• WRITTEN INSTRUCTION
Your task is to give the number of lines in the listing that include "监理员个人年终工作内容总结", and nothing else.

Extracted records

· · · ·

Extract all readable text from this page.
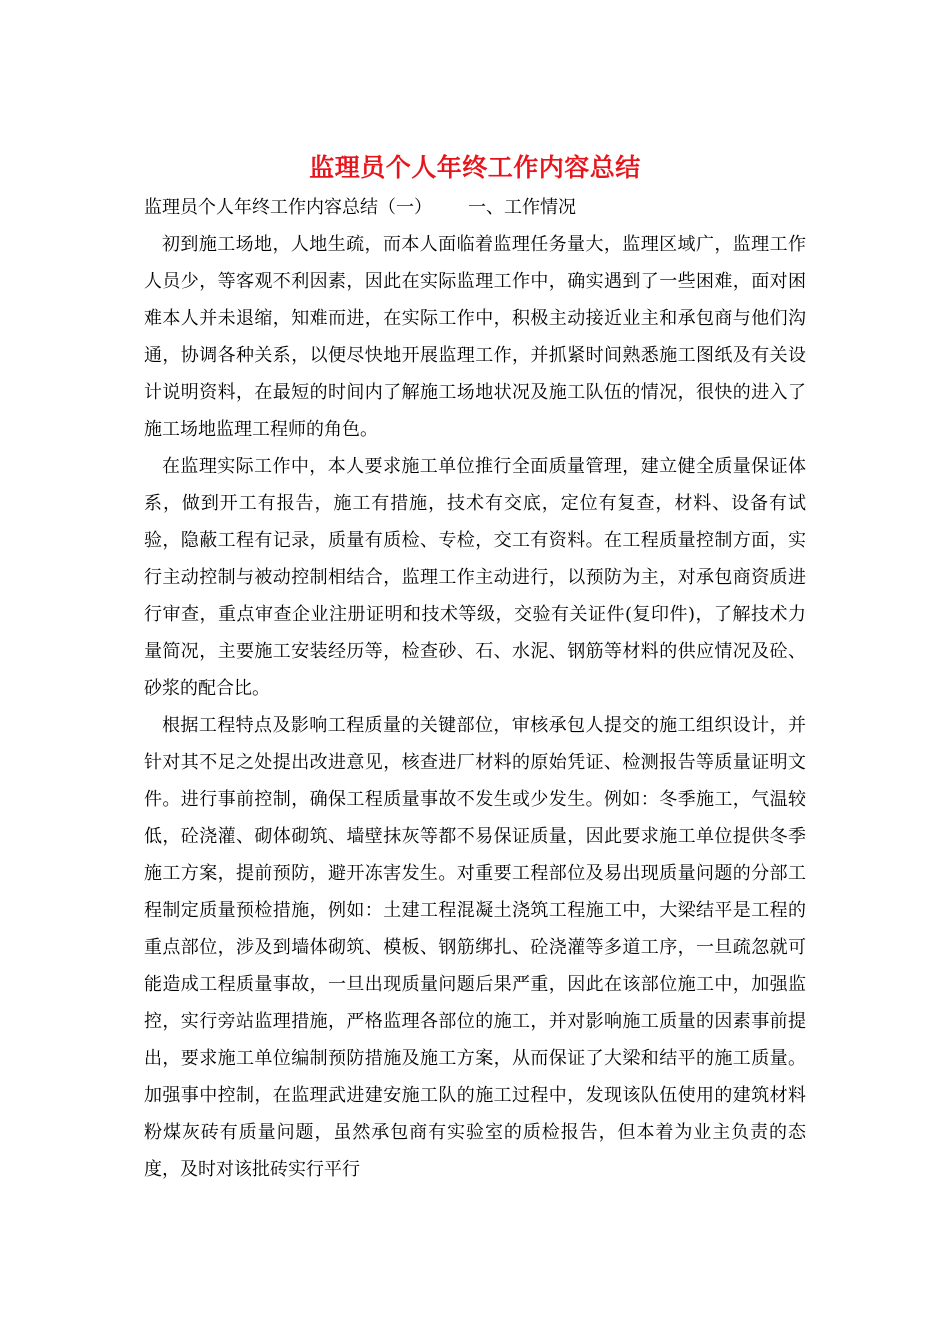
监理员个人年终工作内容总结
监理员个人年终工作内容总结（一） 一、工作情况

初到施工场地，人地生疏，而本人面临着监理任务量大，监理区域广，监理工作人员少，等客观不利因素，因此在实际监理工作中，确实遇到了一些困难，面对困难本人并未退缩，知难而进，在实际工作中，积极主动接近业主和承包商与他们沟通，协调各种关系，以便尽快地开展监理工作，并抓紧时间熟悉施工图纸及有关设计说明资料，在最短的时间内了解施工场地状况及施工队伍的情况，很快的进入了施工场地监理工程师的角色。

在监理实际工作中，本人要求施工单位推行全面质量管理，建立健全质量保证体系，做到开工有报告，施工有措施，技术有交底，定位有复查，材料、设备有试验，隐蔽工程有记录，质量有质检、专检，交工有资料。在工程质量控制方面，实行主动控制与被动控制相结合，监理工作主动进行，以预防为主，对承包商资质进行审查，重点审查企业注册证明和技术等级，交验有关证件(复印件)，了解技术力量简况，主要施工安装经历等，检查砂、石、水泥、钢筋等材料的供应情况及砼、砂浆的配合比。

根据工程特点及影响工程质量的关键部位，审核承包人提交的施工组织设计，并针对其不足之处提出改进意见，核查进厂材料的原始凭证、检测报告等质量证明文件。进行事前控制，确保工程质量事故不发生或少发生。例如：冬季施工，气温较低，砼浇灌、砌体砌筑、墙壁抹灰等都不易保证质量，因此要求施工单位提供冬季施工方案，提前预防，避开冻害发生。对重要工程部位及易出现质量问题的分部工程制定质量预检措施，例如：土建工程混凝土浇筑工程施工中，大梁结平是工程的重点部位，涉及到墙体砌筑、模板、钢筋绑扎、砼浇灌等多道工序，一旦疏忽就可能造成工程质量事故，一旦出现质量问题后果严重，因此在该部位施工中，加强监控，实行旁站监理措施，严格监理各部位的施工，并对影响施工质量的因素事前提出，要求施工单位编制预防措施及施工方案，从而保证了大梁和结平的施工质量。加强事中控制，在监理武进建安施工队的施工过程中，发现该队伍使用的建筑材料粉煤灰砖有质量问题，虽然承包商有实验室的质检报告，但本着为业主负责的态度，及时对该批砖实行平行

· · · ·

• SOLUTION TO THE EXERCISE
2